§ **Exercise 1**: Rewrite the blog post from the words "On the other hand, I" through the words "ghosts also helped.", putting "moving" in place of "poignant".

Start of Document

Friday, September 01, 2006

Ex Libris: More than Meets the Eye

I was supposed to pick up a copy of Graham Joyce’s Requiem at my favorite bookstore, Booktopia, last night but Robert wasn’t in. Next time, I suppose.Normally, I don’t like getting multiple copies but this was one time that I thought I’d break my rule. This book was actually my first entry to Joyce’s writing and I figured getting the shop’s copy-- which had Joyce’s autograph-- was a good way to celebrate his writing. It also helped that my earlier copy was a UK-edition with a lousy cover.
Strangely enough, one thing I like about Joyce’s books is that I can never know what to expect when I read them. For example, Requiem is the story of a husband grief-ridden with the loss of his wife. Deciding to get away from it all, he visits an old friend in Jerusalem and—in the course of discovering what may be a number of never-before-seen Dead Sea scrolls—finds himself haunted by ghosts of his past as well as the city’s. But this doesn’t truly describe what Requiem is all about (which fits most of Joyce’s books I’ve read).

Moreover, I read this while lounging on a beach in Puerto Galera, sitting in an Italian restaurant with sand sifting through my toes and listening to Mediterranean music wailing in the background. Suffice to say, I felt like I was sitting in a Middle-eastern café and the Wailing Wall was just a block away.

Another thing I found while reading Requiem was that it didn’t feel like it outright fantasy; rather this was my first introduction to ‘interstitial.’

This was evident in the next book I read, Smoking Poppy, which I thought was a paean to fathers and their children. In this book, a working-class stiff finds out his daughter has gone missing in Thailand and goes in search for her together with his estranged son (who had gone religious) and his obnoxious drinking buddy. This book with rather sympathetic characters reminded me of a kind of mystical Apocalypse Now.

Likewise, this was one book that touched me so much that I felt like crying afterwards. Later on, I gave a copy to my dad as a birthday gift. Given how it was my dad who introduced me to the joys of reading, that says quite a lot.
Indigo, on the other hand, was even an odder duck of a story. A young man discovers a father he never knew has died. He also finds out about his old man's research into the properties of the color indigo—and the road that ultimately leads to madness. Suffice to say, I thought once again how one must never expect when reading a Joycean novel.
On the other hand, I suffered a misimpression with The Facts of Life: I thought it was centered on a character, a child born out of wedlock to a fey girl. Instead,it's really a British family trying to live their lives during and in the aftermath of World War 2. Fortunately, Joyce had an excellent handle on the characters and his story was exceptionally poignant without being maudlin. The fact that it had ghosts also helped.

End of Document
Start of Input material

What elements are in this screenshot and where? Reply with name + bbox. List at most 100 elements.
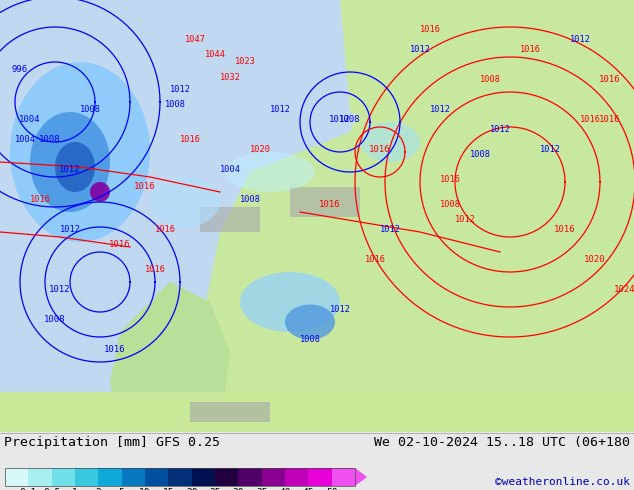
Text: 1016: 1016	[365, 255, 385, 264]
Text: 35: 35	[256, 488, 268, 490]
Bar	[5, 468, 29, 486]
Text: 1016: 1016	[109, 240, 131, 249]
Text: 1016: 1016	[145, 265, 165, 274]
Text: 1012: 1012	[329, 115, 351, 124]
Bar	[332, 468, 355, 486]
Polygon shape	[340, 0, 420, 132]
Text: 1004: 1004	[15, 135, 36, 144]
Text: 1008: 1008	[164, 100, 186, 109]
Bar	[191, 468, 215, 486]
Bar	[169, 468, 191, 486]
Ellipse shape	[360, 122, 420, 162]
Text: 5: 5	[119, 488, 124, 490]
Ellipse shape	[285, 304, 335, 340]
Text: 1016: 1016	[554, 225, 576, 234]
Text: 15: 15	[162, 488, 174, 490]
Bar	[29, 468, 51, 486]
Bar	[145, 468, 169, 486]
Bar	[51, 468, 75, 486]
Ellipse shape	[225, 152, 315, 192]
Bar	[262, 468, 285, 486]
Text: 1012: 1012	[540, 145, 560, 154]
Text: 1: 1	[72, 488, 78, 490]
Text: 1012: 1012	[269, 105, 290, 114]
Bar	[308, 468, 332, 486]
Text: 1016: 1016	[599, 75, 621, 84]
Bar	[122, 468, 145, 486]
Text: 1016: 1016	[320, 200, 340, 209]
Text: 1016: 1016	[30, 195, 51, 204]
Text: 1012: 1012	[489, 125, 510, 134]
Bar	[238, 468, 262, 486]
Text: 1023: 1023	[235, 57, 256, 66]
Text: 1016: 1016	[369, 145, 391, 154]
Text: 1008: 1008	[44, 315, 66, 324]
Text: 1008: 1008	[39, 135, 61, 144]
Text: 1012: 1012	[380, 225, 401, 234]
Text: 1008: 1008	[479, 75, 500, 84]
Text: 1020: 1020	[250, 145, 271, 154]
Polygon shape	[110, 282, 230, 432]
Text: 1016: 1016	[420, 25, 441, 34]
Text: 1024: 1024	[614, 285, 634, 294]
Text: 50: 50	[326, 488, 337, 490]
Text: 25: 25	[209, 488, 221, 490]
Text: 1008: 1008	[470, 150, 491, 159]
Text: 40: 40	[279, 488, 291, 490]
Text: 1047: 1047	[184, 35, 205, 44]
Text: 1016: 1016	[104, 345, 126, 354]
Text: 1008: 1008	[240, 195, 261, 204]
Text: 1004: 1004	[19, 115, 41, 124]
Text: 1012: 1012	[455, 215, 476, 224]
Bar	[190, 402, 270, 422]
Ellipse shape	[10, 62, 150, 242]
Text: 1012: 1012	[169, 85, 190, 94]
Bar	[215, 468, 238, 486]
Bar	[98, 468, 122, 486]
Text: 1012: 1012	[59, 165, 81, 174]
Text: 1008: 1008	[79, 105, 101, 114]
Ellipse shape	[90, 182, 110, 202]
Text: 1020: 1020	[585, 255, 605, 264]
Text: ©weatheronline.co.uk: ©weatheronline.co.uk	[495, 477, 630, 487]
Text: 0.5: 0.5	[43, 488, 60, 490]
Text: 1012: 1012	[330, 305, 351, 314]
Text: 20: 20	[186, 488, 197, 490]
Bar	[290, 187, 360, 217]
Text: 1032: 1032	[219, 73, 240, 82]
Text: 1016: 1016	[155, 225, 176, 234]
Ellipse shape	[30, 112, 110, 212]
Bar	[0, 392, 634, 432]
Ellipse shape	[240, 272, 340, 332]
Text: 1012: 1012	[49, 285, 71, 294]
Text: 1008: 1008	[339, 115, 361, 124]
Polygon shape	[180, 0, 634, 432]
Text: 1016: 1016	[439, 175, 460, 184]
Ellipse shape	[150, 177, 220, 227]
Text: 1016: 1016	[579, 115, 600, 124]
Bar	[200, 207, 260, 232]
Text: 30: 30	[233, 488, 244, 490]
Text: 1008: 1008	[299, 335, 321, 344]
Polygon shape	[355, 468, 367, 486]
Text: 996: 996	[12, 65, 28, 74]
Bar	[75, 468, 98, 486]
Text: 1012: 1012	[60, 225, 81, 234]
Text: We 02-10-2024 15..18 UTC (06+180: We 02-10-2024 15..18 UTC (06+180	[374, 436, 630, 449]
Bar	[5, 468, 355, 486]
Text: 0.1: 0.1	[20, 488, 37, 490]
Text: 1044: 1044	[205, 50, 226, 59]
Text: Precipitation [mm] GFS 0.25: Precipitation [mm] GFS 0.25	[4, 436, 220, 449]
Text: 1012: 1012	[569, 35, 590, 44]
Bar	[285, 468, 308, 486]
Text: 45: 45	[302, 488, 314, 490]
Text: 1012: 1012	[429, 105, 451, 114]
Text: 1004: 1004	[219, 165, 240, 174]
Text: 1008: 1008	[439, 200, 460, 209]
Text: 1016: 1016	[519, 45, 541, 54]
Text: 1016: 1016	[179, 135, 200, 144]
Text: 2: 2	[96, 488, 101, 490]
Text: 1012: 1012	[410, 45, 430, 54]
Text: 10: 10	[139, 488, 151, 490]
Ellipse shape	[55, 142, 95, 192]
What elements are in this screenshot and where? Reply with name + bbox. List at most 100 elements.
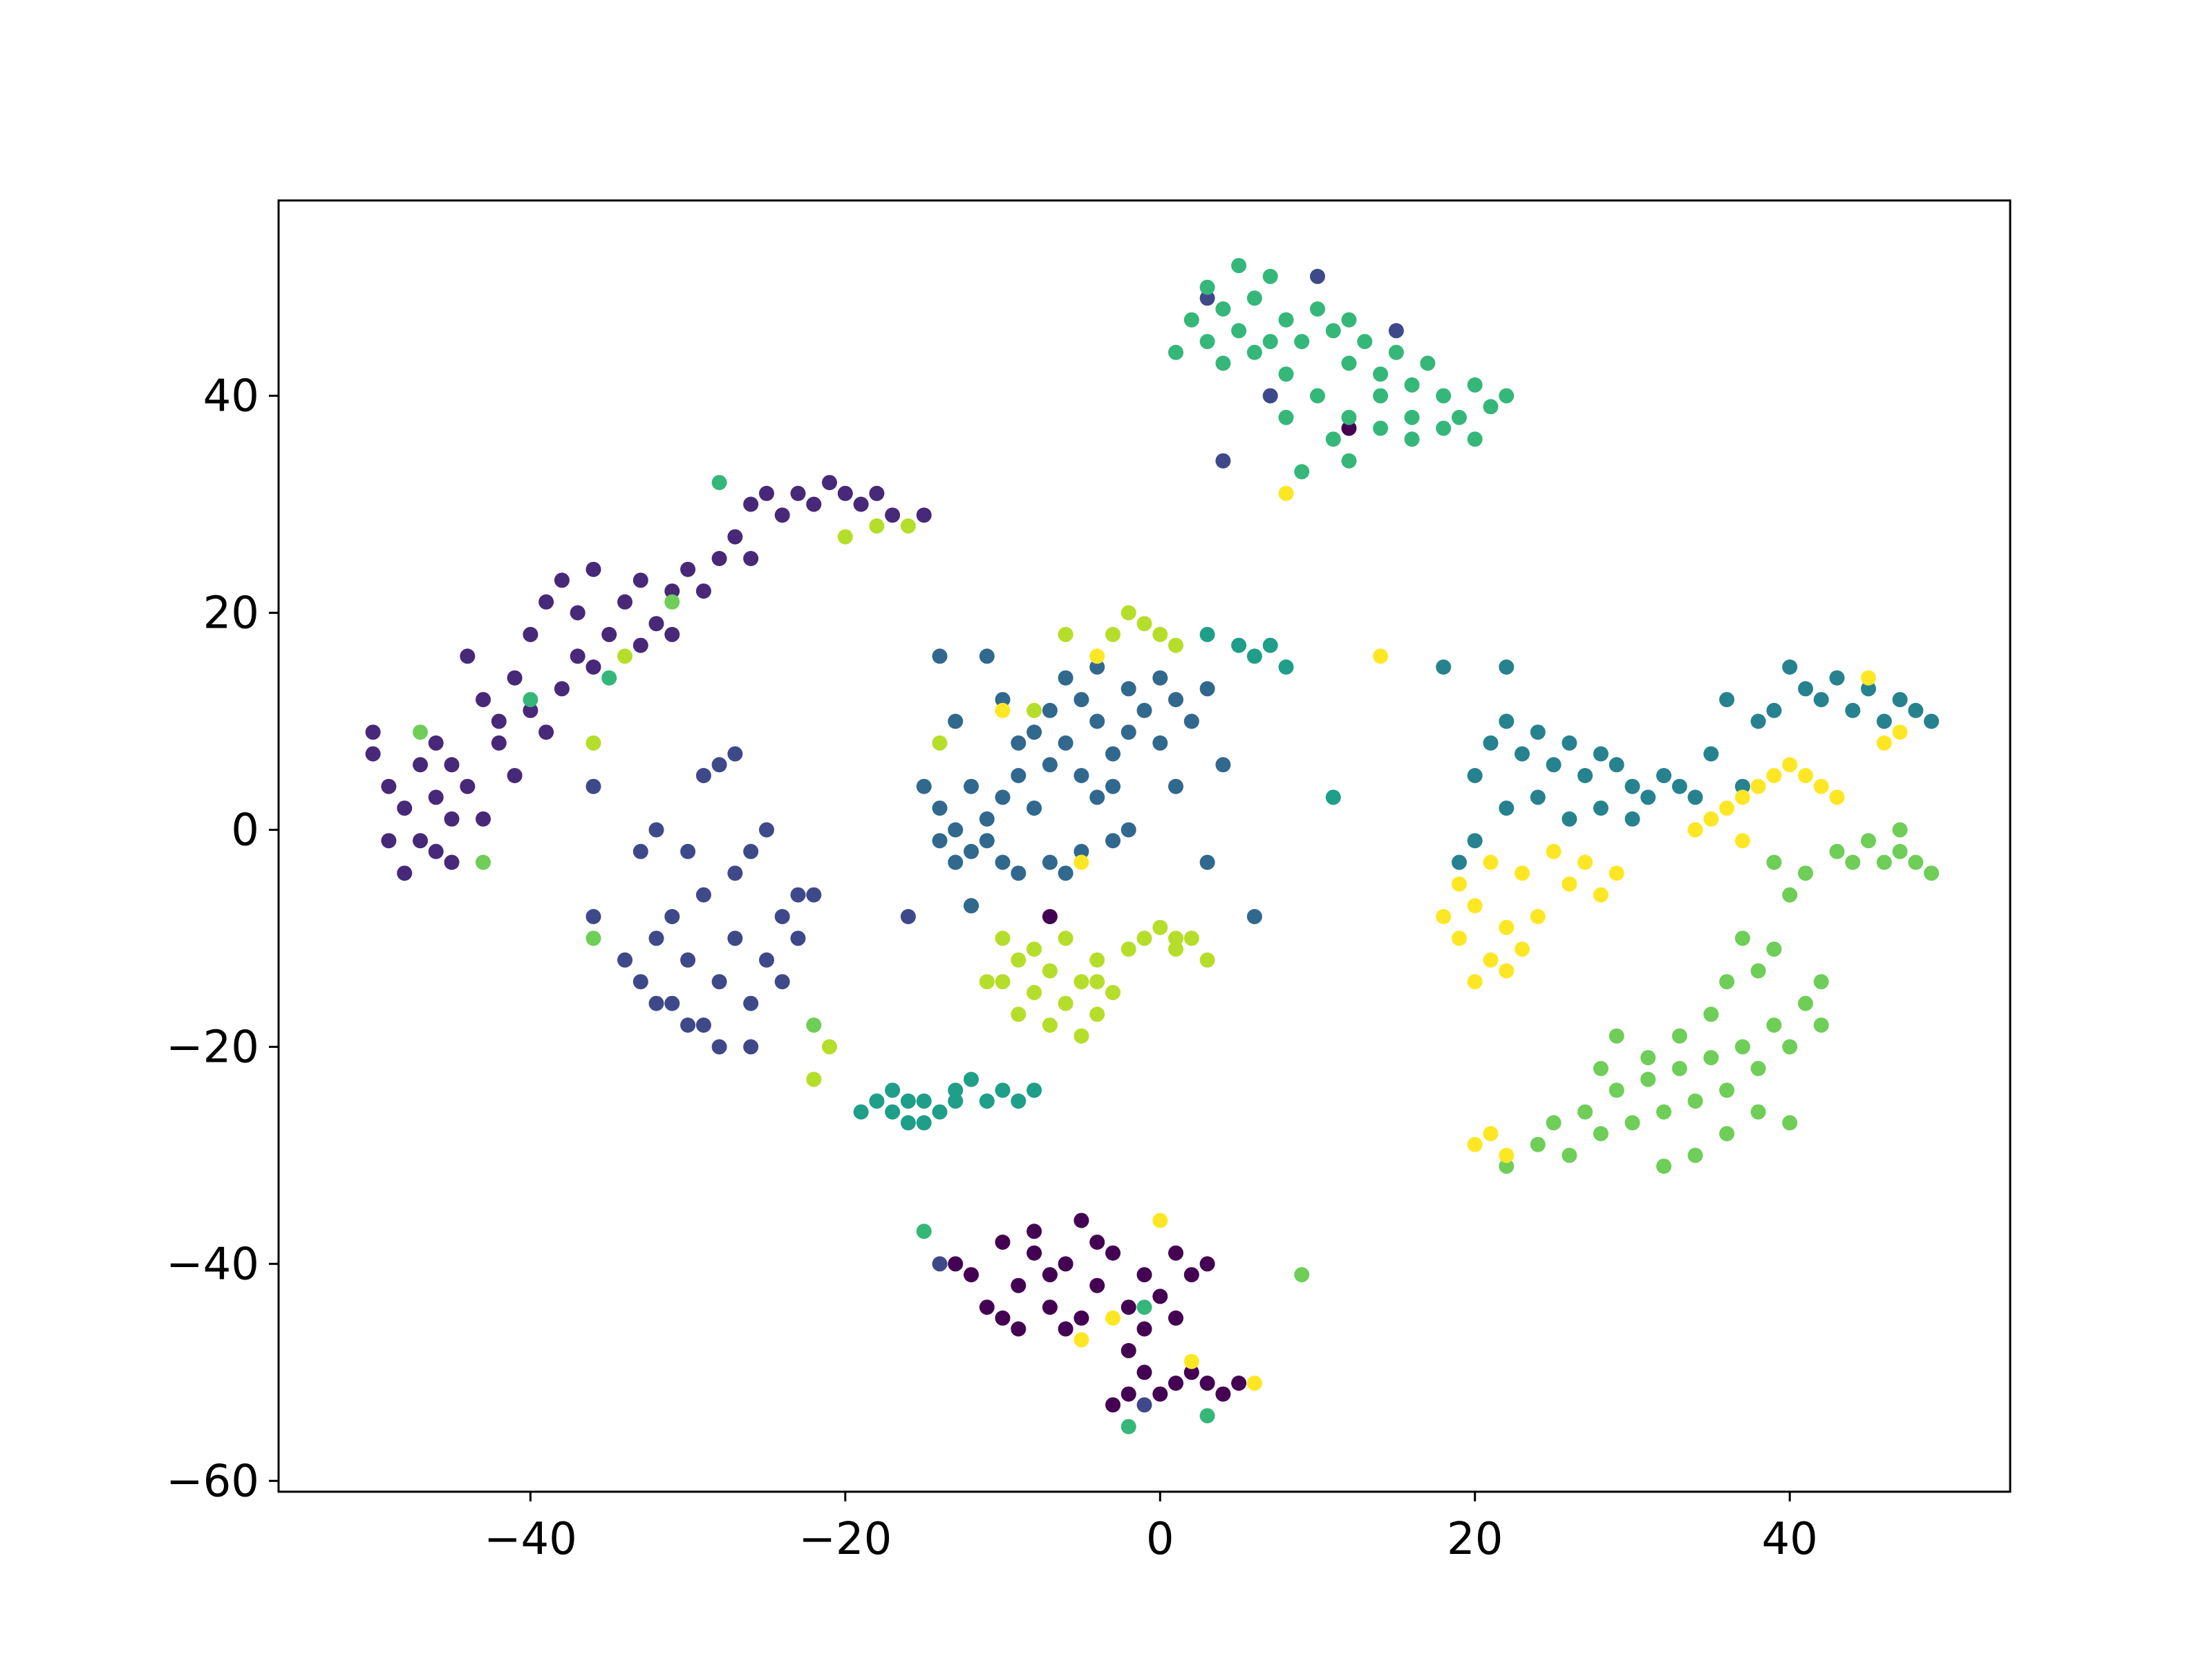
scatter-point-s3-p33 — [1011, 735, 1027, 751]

End of Input material

§ **Exercise 2**: From the entries, write out word for word the lines starting at the one that contains "255, 385, 264]" and ending after the one that contains "25, 441, 34]", with both included.

§ **Task solution 1**:
On the other hand, I suffered a misimpression with The Facts of Life: I thought it was centered on a character, a child born out of wedlock to a fey girl. Instead,it's really a British family trying to live their lives during and in the aftermath of World War 2. Fortunately, Joyce had an excellent handle on the characters and his story was exceptionally moving without being maudlin. The fact that it had ghosts also helped.

§ **Task solution 2**:
Text: 1016: 1016	[365, 255, 385, 264]
Text: 35: 35	[256, 488, 268, 490]
Bar	[5, 468, 29, 486]
Text: 1016: 1016	[109, 240, 131, 249]
Text: 1016: 1016	[145, 265, 165, 274]
Text: 1012: 1012	[329, 115, 351, 124]
Bar	[332, 468, 355, 486]
Polygon shape	[340, 0, 420, 132]
Text: 1004: 1004	[15, 135, 36, 144]
Text: 1008: 1008	[164, 100, 186, 109]
Bar	[191, 468, 215, 486]
Bar	[169, 468, 191, 486]
Ellipse shape	[360, 122, 420, 162]
Text: 5: 5	[119, 488, 124, 490]
Ellipse shape	[285, 304, 335, 340]
Text: 1016: 1016	[554, 225, 576, 234]
Text: 15: 15	[162, 488, 174, 490]
Bar	[29, 468, 51, 486]
Bar	[145, 468, 169, 486]
Bar	[51, 468, 75, 486]
Ellipse shape	[225, 152, 315, 192]
Bar	[262, 468, 285, 486]
Text: 1012: 1012	[540, 145, 560, 154]
Text: 1: 1	[72, 488, 78, 490]
Text: 1012: 1012	[269, 105, 290, 114]
Bar	[308, 468, 332, 486]
Text: 1016: 1016	[599, 75, 621, 84]
Bar	[122, 468, 145, 486]
Text: 1016: 1016	[320, 200, 340, 209]
Text: 1016: 1016	[30, 195, 51, 204]
Text: 1012: 1012	[489, 125, 510, 134]
Bar	[238, 468, 262, 486]
Text: 1023: 1023	[235, 57, 256, 66]
Text: 1016: 1016	[369, 145, 391, 154]
Text: 1008: 1008	[44, 315, 66, 324]
Text: 1008: 1008	[39, 135, 61, 144]
Text: 1012: 1012	[380, 225, 401, 234]
Text: 1008: 1008	[479, 75, 500, 84]
Text: 1020: 1020	[250, 145, 271, 154]
Polygon shape	[110, 282, 230, 432]
Text: 1016: 1016	[420, 25, 441, 34]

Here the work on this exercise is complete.